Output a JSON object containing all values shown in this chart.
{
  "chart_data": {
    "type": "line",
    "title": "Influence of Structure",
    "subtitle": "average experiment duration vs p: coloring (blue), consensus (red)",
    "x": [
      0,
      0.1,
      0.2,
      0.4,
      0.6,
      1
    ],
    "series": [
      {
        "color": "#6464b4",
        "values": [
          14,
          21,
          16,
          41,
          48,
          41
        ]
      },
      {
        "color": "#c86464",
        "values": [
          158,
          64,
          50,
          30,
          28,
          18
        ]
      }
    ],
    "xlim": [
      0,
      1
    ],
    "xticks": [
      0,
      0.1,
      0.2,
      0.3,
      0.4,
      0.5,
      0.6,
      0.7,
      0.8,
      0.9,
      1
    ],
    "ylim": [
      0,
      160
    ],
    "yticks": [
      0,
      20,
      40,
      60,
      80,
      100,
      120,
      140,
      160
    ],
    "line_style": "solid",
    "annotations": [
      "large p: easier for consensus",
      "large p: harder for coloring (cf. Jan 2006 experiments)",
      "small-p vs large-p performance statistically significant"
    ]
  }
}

• Written exercise
Say how many lines of the listing above contain "consensus", with no other words.

• Full response
2